### Directions
From the entries that follow, list every line in which the string "gravity" appears.
________________________
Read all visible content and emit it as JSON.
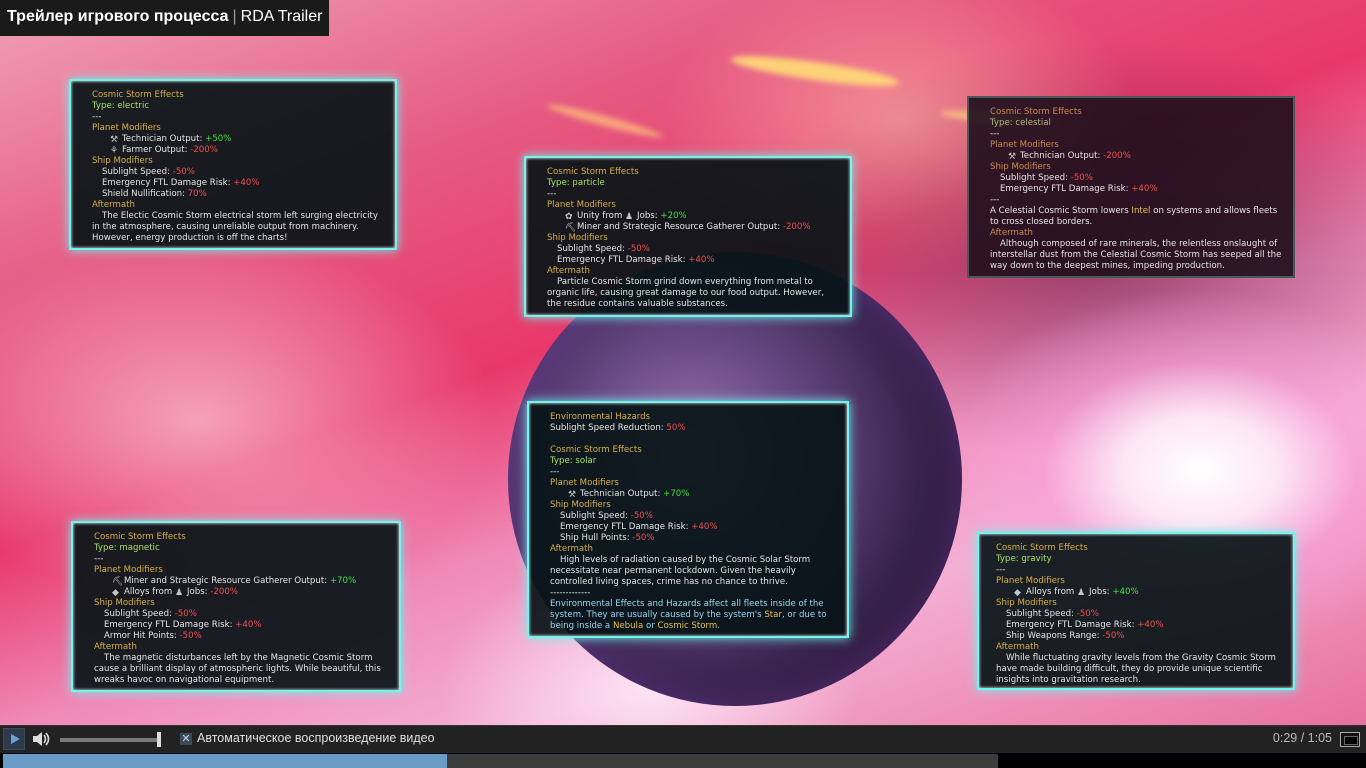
{
  "header": {
    "title_bold": "Трейлер игрового процесса",
    "separator": "|",
    "title_suffix": "RDA Trailer"
  },
  "panels": {
    "electric": {
      "heading": "Cosmic Storm Effects",
      "type": "Type: electric",
      "sep": "---",
      "planet_label": "Planet Modifiers",
      "m1_label": "Technician Output:",
      "m1_val": "+50%",
      "m2_label": "Farmer Output:",
      "m2_val": "-200%",
      "ship_label": "Ship Modifiers",
      "s1_label": "Sublight Speed:",
      "s1_val": "-50%",
      "s2_label": "Emergency FTL Damage Risk:",
      "s2_val": "+40%",
      "s3_label": "Shield Nullification:",
      "s3_val": "70%",
      "after_label": "Aftermath",
      "after_text": "The Electic Cosmic Storm electrical storm left surging electricity in the atmosphere, causing unreliable output from machinery. However, energy production is off the charts!"
    },
    "particle": {
      "heading": "Cosmic Storm Effects",
      "type": "Type: particle",
      "sep": "---",
      "planet_label": "Planet Modifiers",
      "m1_label": "Unity from",
      "m1_label2": "Jobs:",
      "m1_val": "+20%",
      "m2_label": "Miner and Strategic Resource Gatherer Output:",
      "m2_val": "-200%",
      "ship_label": "Ship Modifiers",
      "s1_label": "Sublight Speed:",
      "s1_val": "-50%",
      "s2_label": "Emergency FTL Damage Risk:",
      "s2_val": "+40%",
      "after_label": "Aftermath",
      "after_text": "Particle Cosmic Storm grind down everything from metal to organic life, causing great damage to our food output. However, the residue contains valuable substances."
    },
    "celestial": {
      "heading": "Cosmic Storm Effects",
      "type": "Type: celestial",
      "sep": "---",
      "planet_label": "Planet Modifiers",
      "m1_label": "Technician Output:",
      "m1_val": "-200%",
      "ship_label": "Ship Modifiers",
      "s1_label": "Sublight Speed:",
      "s1_val": "-50%",
      "s2_label": "Emergency FTL Damage Risk:",
      "s2_val": "+40%",
      "sep2": "---",
      "desc_a": "A Celestial Cosmic Storm lowers",
      "desc_hl": "Intel",
      "desc_b": "on systems and allows fleets to cross closed borders.",
      "after_label": "Aftermath",
      "after_text": "Although composed of rare minerals, the relentless onslaught of interstellar dust from the Celestial Cosmic Storm has seeped all the way down to the deepest mines, impeding production."
    },
    "solar": {
      "env_heading": "Environmental Hazards",
      "env_label": "Sublight Speed Reduction:",
      "env_val": "50%",
      "heading": "Cosmic Storm Effects",
      "type": "Type: solar",
      "sep": "---",
      "planet_label": "Planet Modifiers",
      "m1_label": "Technician Output:",
      "m1_val": "+70%",
      "ship_label": "Ship Modifiers",
      "s1_label": "Sublight Speed:",
      "s1_val": "-50%",
      "s2_label": "Emergency FTL Damage Risk:",
      "s2_val": "+40%",
      "s3_label": "Ship Hull Points:",
      "s3_val": "-50%",
      "after_label": "Aftermath",
      "after_text": "High levels of radiation caused by the Cosmic Solar Storm necessitate near permanent lockdown. Given the heavily controlled living spaces, crime has no chance to thrive.",
      "sep3": "-------------",
      "foot_a": "Environmental Effects and Hazards affect all fleets inside of the system. They are usually caused by the system's",
      "foot_star": "Star",
      "foot_b": ", or due to being inside a",
      "foot_nebula": "Nebula",
      "foot_or": "or",
      "foot_cosmic": "Cosmic Storm",
      "foot_end": "."
    },
    "magnetic": {
      "heading": "Cosmic Storm Effects",
      "type": "Type: magnetic",
      "sep": "---",
      "planet_label": "Planet Modifiers",
      "m1_label": "Miner and Strategic Resource Gatherer Output:",
      "m1_val": "+70%",
      "m2_label": "Alloys from",
      "m2_label2": "Jobs:",
      "m2_val": "-200%",
      "ship_label": "Ship Modifiers",
      "s1_label": "Sublight Speed:",
      "s1_val": "-50%",
      "s2_label": "Emergency FTL Damage Risk:",
      "s2_val": "+40%",
      "s3_label": "Armor Hit Points:",
      "s3_val": "-50%",
      "after_label": "Aftermath",
      "after_text": "The magnetic disturbances left by the Magnetic Cosmic Storm cause a brilliant display of atmospheric lights. While beautiful, this wreaks havoc on navigational equipment."
    },
    "gravity": {
      "heading": "Cosmic Storm Effects",
      "type": "Type: gravity",
      "sep": "---",
      "planet_label": "Planet Modifiers",
      "m1_label": "Alloys from",
      "m1_label2": "Jobs:",
      "m1_val": "+40%",
      "ship_label": "Ship Modifiers",
      "s1_label": "Sublight Speed:",
      "s1_val": "-50%",
      "s2_label": "Emergency FTL Damage Risk:",
      "s2_val": "+40%",
      "s3_label": "Ship Weapons Range:",
      "s3_val": "-50%",
      "after_label": "Aftermath",
      "after_text": "While fluctuating gravity levels from the Gravity Cosmic Storm have made building difficult, they do provide unique scientific insights into gravitation research."
    }
  },
  "controls": {
    "autoplay_label": "Автоматическое воспроизведение видео",
    "autoplay_checked": "✕",
    "time": "0:29 / 1:05",
    "progress_fraction": 0.446,
    "volume_fraction": 1.0
  },
  "icons": {
    "play": "play-icon",
    "volume": "volume-icon",
    "fullscreen": "fullscreen-icon",
    "wrench": "wrench-icon",
    "pop": "pop-icon"
  }
}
________________________
### Output for this exercise
    "gravity": {
      "type": "Type: gravity",
      "after_text": "While fluctuating gravity levels from the Gravity Cosmic Storm have made building difficult, they do provide unique scientific insights into gravitation research."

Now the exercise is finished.